Stored data entries
═══

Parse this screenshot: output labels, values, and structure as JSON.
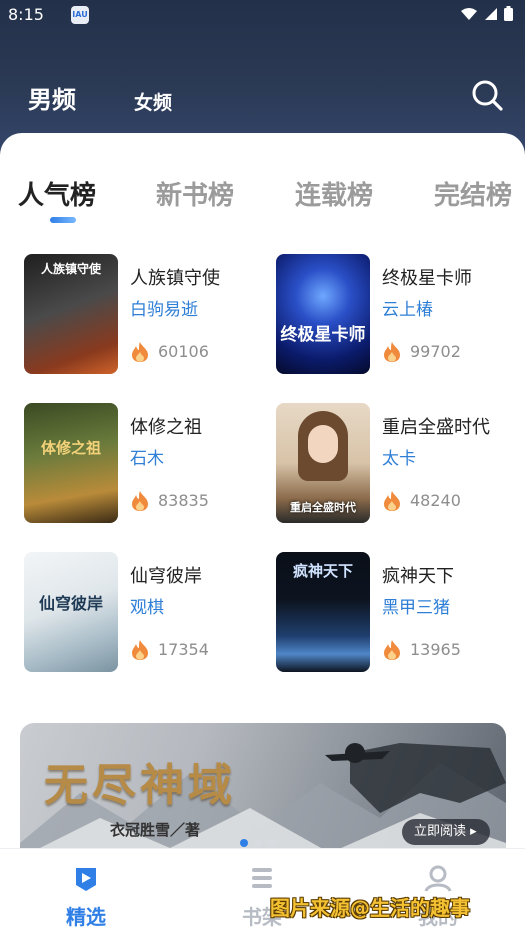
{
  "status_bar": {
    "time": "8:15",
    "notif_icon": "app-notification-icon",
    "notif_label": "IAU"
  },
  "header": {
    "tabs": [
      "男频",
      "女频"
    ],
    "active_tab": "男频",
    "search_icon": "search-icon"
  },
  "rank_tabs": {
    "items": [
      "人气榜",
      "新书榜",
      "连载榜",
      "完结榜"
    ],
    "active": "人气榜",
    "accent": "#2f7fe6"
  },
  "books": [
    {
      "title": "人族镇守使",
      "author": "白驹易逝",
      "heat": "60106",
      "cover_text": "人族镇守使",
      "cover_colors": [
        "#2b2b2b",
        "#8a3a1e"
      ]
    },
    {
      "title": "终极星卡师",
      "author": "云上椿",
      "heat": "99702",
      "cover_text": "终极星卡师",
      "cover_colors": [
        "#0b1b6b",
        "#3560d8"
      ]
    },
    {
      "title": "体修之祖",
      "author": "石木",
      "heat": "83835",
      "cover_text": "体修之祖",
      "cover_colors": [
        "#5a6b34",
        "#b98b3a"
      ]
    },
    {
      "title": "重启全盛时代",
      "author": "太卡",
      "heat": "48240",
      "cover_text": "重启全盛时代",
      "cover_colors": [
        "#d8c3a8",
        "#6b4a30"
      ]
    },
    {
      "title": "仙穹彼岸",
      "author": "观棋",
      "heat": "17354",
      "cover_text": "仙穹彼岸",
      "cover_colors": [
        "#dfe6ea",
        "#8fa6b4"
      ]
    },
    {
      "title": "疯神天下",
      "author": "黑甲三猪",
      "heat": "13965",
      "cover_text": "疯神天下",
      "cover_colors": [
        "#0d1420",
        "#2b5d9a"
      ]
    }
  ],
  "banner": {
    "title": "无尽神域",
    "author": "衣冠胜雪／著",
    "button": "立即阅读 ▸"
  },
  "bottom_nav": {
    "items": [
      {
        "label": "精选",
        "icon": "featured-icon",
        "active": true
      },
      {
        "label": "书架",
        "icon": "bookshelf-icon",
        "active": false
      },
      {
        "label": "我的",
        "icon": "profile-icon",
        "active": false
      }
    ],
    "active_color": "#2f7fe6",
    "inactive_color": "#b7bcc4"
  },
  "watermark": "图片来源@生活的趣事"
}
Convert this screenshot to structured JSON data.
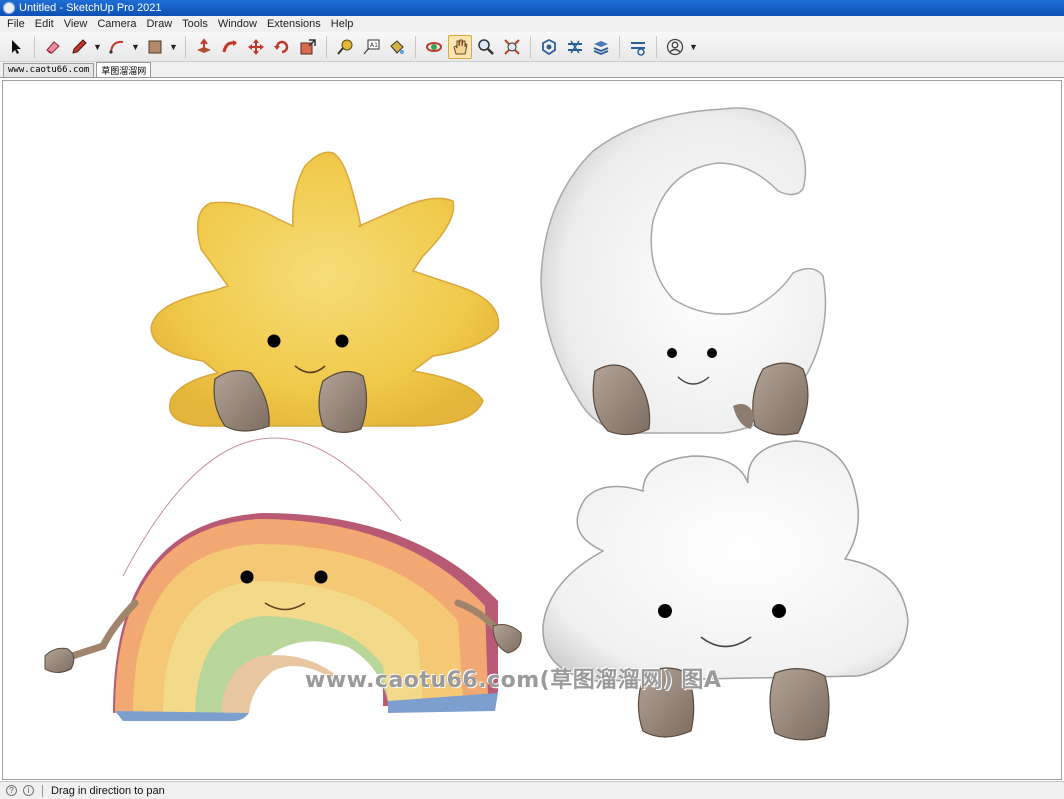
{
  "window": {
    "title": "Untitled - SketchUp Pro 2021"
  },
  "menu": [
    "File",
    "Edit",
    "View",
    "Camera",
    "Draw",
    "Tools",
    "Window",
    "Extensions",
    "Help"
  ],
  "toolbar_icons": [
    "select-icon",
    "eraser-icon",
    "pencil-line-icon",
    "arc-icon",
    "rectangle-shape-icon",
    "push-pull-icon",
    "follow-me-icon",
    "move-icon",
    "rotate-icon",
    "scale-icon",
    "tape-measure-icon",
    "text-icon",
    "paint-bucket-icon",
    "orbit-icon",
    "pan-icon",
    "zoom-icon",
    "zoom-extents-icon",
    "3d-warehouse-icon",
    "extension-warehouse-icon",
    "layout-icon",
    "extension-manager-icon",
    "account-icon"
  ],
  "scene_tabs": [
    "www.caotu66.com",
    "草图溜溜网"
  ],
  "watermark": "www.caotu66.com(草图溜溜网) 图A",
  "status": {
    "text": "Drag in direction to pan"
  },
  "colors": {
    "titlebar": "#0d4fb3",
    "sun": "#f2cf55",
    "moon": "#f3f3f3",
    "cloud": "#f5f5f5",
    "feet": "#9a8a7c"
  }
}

═══

_Task brief_
Make an exact copy of all entries above, dropping the images.

_Reply to the exercise_
Parse this screenshot: output labels, values, and structure as JSON.
{
  "status_bar": {
    "time": "8:15",
    "notif_icon": "app-notification-icon",
    "notif_label": "IAU"
  },
  "header": {
    "tabs": [
      "男频",
      "女频"
    ],
    "active_tab": "男频",
    "search_icon": "search-icon"
  },
  "rank_tabs": {
    "items": [
      "人气榜",
      "新书榜",
      "连载榜",
      "完结榜"
    ],
    "active": "人气榜",
    "accent": "#2f7fe6"
  },
  "books": [
    {
      "title": "人族镇守使",
      "author": "白驹易逝",
      "heat": "60106",
      "cover_text": "人族镇守使",
      "cover_colors": [
        "#2b2b2b",
        "#8a3a1e"
      ]
    },
    {
      "title": "终极星卡师",
      "author": "云上椿",
      "heat": "99702",
      "cover_text": "终极星卡师",
      "cover_colors": [
        "#0b1b6b",
        "#3560d8"
      ]
    },
    {
      "title": "体修之祖",
      "author": "石木",
      "heat": "83835",
      "cover_text": "体修之祖",
      "cover_colors": [
        "#5a6b34",
        "#b98b3a"
      ]
    },
    {
      "title": "重启全盛时代",
      "author": "太卡",
      "heat": "48240",
      "cover_text": "重启全盛时代",
      "cover_colors": [
        "#d8c3a8",
        "#6b4a30"
      ]
    },
    {
      "title": "仙穹彼岸",
      "author": "观棋",
      "heat": "17354",
      "cover_text": "仙穹彼岸",
      "cover_colors": [
        "#dfe6ea",
        "#8fa6b4"
      ]
    },
    {
      "title": "疯神天下",
      "author": "黑甲三猪",
      "heat": "13965",
      "cover_text": "疯神天下",
      "cover_colors": [
        "#0d1420",
        "#2b5d9a"
      ]
    }
  ],
  "banner": {
    "title": "无尽神域",
    "author": "衣冠胜雪／著",
    "button": "立即阅读 ▸"
  },
  "bottom_nav": {
    "items": [
      {
        "label": "精选",
        "icon": "featured-icon",
        "active": true
      },
      {
        "label": "书架",
        "icon": "bookshelf-icon",
        "active": false
      },
      {
        "label": "我的",
        "icon": "profile-icon",
        "active": false
      }
    ],
    "active_color": "#2f7fe6",
    "inactive_color": "#b7bcc4"
  },
  "watermark": "图片来源@生活的趣事"
}
Convert this screenshot to structured JSON data.
{
  "window": {
    "title": "Untitled - SketchUp Pro 2021"
  },
  "menu": [
    "File",
    "Edit",
    "View",
    "Camera",
    "Draw",
    "Tools",
    "Window",
    "Extensions",
    "Help"
  ],
  "toolbar_icons": [
    "select-icon",
    "eraser-icon",
    "pencil-line-icon",
    "arc-icon",
    "rectangle-shape-icon",
    "push-pull-icon",
    "follow-me-icon",
    "move-icon",
    "rotate-icon",
    "scale-icon",
    "tape-measure-icon",
    "text-icon",
    "paint-bucket-icon",
    "orbit-icon",
    "pan-icon",
    "zoom-icon",
    "zoom-extents-icon",
    "3d-warehouse-icon",
    "extension-warehouse-icon",
    "layout-icon",
    "extension-manager-icon",
    "account-icon"
  ],
  "scene_tabs": [
    "www.caotu66.com",
    "草图溜溜网"
  ],
  "watermark": "www.caotu66.com(草图溜溜网) 图A",
  "status": {
    "text": "Drag in direction to pan"
  },
  "colors": {
    "titlebar": "#0d4fb3",
    "sun": "#f2cf55",
    "moon": "#f3f3f3",
    "cloud": "#f5f5f5",
    "feet": "#9a8a7c"
  }
}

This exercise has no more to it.